Excerpted text:
==*==
# Help! Tick on tongue



## Golden Rambo (May 12, 2014)

I just noticed that there is something like a tick on my dog's tongue, but I cannot be sure. It's a black, about the size of a grain of rice. What could it be? 

I will definitely take him to see vet tomorrow morning. But I just cannot stop worrying now...


----------



## Sweet Girl (Jun 10, 2010)

Golden Rambo said:


> I just noticed that there is something like a tick on my dog's tongue, but I cannot be sure. It's a black, about the size of a grain of rice. What could it be?
> 
> I will definitely take him to see vet tomorrow morning. But I just cannot stop worrying now...


 Can you post a picture? If it IS a tick, you might want to try to remove it tonight. Do you have a de-ticker? If not, you can probably use tweezers. Don't squeeze the tick - just lift it straight up.


----------



## Sweet Girl (Jun 10, 2010)

Is it definitely an insect? Could it be a little birth mark? Shala has two black marks on her tongue. She had one when she came home at 8 weeks, and then developed another. They are harmless. I call them treat spots. I think they add charm.
==*==
[Items taken from a collection]
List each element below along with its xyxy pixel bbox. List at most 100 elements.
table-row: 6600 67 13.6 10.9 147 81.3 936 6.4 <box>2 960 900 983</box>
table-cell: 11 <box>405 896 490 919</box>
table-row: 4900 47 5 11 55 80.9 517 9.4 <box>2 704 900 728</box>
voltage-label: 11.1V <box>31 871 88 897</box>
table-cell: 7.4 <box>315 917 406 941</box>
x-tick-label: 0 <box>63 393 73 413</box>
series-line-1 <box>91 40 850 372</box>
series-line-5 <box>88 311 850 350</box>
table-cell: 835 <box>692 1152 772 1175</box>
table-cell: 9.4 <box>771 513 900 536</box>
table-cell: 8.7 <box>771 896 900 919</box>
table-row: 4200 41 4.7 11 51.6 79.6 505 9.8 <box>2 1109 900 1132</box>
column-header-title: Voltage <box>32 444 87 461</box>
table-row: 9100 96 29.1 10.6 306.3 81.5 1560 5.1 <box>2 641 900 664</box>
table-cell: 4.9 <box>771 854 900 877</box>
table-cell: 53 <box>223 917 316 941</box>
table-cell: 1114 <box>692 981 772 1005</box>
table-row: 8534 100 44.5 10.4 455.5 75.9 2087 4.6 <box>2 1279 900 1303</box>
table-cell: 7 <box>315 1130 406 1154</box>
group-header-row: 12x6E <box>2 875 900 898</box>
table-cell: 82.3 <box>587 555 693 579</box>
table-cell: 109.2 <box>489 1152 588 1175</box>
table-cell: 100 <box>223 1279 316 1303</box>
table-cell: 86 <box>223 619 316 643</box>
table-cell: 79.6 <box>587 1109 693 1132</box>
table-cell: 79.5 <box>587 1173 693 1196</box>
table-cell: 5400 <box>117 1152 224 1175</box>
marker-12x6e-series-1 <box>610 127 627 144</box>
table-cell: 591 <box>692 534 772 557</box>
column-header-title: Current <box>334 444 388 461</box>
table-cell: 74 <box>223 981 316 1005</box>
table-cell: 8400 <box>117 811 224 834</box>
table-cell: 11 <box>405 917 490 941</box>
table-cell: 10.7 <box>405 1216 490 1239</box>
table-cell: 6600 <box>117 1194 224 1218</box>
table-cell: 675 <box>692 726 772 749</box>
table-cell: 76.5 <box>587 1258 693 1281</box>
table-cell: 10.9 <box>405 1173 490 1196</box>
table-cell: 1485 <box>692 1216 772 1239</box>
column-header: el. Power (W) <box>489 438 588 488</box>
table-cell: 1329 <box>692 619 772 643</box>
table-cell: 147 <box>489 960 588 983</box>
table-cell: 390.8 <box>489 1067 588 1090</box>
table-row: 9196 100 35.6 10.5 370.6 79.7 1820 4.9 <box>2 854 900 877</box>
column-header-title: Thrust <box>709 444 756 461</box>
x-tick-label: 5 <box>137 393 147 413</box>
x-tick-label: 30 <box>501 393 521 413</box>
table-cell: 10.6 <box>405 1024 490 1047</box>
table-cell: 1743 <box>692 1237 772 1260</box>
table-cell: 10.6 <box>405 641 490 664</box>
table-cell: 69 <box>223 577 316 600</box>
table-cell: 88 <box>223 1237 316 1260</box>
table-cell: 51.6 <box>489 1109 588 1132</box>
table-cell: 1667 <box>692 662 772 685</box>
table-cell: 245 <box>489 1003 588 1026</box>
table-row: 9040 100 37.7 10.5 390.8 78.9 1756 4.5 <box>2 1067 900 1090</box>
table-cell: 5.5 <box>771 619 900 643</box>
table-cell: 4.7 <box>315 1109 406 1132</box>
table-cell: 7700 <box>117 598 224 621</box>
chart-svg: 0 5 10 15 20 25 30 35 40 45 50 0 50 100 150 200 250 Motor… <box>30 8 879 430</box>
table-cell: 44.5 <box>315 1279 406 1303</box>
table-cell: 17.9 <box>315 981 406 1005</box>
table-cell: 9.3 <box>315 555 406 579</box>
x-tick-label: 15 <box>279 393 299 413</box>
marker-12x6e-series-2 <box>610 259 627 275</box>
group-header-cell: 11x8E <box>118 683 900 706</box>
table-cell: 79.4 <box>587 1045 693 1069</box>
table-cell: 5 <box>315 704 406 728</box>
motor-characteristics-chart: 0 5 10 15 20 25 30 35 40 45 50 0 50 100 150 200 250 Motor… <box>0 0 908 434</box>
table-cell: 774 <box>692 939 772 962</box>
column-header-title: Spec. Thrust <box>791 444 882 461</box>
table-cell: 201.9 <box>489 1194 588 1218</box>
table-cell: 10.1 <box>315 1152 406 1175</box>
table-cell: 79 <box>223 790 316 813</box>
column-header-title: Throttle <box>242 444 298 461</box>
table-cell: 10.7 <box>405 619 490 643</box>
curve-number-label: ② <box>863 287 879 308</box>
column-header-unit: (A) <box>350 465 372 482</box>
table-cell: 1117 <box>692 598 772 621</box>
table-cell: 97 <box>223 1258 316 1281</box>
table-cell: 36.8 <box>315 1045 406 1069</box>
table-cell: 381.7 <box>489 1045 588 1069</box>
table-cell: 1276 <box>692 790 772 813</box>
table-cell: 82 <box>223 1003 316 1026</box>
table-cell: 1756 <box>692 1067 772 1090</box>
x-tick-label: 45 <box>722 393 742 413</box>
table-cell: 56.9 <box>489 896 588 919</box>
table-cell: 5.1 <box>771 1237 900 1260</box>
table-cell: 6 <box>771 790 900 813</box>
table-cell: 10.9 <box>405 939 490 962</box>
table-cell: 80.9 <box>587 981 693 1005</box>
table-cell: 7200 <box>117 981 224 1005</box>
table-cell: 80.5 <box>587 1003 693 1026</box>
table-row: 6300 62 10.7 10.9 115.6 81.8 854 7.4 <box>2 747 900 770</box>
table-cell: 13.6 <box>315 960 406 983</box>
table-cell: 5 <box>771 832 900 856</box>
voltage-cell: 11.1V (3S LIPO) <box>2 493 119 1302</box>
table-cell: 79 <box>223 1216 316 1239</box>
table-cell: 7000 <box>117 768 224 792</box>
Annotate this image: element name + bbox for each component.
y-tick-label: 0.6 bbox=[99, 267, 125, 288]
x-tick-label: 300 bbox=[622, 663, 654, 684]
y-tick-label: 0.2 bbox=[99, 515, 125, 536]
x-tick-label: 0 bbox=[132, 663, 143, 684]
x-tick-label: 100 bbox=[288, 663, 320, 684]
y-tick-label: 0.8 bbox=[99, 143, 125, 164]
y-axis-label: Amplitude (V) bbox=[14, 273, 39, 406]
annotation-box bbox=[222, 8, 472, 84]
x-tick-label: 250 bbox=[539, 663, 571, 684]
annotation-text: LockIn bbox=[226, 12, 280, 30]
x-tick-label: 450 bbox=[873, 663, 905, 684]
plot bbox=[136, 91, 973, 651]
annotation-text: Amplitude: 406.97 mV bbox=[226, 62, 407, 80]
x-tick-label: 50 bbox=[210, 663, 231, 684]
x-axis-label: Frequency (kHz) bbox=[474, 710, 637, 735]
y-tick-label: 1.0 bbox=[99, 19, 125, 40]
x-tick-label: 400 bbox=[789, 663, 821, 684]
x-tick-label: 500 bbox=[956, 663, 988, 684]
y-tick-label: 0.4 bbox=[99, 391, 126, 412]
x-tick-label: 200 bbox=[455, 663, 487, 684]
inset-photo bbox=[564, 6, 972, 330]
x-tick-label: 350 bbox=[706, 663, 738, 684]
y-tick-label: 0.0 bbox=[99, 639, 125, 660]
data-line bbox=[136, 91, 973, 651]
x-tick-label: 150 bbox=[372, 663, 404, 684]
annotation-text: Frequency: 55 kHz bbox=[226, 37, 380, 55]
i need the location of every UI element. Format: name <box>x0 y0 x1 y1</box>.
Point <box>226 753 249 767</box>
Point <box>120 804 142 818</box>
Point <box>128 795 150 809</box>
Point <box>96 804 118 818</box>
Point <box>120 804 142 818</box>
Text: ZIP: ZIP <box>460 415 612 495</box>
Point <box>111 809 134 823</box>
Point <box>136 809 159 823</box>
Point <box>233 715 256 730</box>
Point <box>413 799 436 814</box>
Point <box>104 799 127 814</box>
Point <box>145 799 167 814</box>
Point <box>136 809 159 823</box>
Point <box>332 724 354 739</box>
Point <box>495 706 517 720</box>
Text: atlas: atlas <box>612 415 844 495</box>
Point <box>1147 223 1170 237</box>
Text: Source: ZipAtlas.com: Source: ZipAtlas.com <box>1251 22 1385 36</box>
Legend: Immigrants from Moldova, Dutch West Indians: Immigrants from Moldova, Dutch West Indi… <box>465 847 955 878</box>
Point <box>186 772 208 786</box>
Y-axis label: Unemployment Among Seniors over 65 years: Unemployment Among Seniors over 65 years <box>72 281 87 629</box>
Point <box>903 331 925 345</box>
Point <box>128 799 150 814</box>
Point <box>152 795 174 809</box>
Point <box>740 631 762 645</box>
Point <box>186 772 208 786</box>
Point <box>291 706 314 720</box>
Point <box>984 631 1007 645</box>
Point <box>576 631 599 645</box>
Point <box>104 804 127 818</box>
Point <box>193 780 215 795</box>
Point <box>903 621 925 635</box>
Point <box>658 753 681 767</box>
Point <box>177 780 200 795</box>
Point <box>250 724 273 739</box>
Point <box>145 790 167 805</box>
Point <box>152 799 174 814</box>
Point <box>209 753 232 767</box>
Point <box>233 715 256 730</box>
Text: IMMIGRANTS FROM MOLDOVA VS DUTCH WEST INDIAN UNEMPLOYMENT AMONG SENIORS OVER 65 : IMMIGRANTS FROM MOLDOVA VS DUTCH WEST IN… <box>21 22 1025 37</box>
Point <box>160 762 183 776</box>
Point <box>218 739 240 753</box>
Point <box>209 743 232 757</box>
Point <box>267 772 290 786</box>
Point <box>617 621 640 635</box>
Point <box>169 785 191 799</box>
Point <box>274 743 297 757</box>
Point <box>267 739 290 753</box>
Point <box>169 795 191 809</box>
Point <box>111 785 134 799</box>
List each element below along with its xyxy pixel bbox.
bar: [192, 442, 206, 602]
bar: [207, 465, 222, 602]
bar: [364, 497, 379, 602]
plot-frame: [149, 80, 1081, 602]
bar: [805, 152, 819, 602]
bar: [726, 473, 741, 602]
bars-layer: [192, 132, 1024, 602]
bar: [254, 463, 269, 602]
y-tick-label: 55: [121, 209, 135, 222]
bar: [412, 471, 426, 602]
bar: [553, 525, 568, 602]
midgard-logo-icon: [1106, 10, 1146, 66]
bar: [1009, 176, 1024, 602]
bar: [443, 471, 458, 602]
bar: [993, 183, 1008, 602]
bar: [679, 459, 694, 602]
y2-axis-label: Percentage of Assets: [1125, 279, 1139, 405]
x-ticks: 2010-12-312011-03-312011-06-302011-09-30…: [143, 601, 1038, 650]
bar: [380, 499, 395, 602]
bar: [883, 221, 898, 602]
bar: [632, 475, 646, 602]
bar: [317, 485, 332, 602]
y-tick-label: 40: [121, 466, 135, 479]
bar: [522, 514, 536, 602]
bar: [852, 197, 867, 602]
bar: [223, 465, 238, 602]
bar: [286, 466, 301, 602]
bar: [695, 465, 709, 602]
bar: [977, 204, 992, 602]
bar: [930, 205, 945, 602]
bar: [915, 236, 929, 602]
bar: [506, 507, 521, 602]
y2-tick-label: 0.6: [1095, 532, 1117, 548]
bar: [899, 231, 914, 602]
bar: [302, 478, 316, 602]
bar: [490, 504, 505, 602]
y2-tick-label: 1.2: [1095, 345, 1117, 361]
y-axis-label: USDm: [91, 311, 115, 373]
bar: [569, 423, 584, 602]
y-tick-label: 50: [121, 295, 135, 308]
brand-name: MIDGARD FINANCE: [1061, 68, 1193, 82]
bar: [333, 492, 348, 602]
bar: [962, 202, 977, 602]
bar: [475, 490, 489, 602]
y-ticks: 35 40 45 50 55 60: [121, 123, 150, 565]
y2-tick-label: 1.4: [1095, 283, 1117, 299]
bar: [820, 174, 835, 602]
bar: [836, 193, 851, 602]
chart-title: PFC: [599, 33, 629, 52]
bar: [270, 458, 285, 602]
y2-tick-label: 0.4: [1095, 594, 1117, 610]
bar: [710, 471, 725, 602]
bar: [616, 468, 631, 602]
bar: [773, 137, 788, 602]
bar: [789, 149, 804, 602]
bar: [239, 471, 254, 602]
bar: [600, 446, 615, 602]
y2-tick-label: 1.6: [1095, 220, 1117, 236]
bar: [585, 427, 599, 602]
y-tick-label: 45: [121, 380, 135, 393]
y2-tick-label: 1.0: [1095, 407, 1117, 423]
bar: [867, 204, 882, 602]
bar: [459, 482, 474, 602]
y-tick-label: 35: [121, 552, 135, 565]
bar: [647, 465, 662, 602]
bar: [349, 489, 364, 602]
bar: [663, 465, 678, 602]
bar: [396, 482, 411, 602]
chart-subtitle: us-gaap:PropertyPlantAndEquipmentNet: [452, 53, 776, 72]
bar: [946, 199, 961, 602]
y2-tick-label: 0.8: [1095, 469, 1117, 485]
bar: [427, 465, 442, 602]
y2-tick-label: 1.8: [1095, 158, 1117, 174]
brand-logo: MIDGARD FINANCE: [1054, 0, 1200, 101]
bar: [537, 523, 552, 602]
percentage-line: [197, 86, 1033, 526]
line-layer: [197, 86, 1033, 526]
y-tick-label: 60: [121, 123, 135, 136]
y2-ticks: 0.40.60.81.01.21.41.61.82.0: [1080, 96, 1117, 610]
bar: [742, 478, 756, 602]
==*==
What you are asked to do: Please set down everything in the tick-on-tongue thread above from "Is it definitely" down to "they add charm.", word for word.

Expected answer:
Is it definitely an insect? Could it be a little birth mark? Shala has two black marks on her tongue. She had one when she came home at 8 weeks, and then developed another. They are harmless. I call them treat spots. I think they add charm.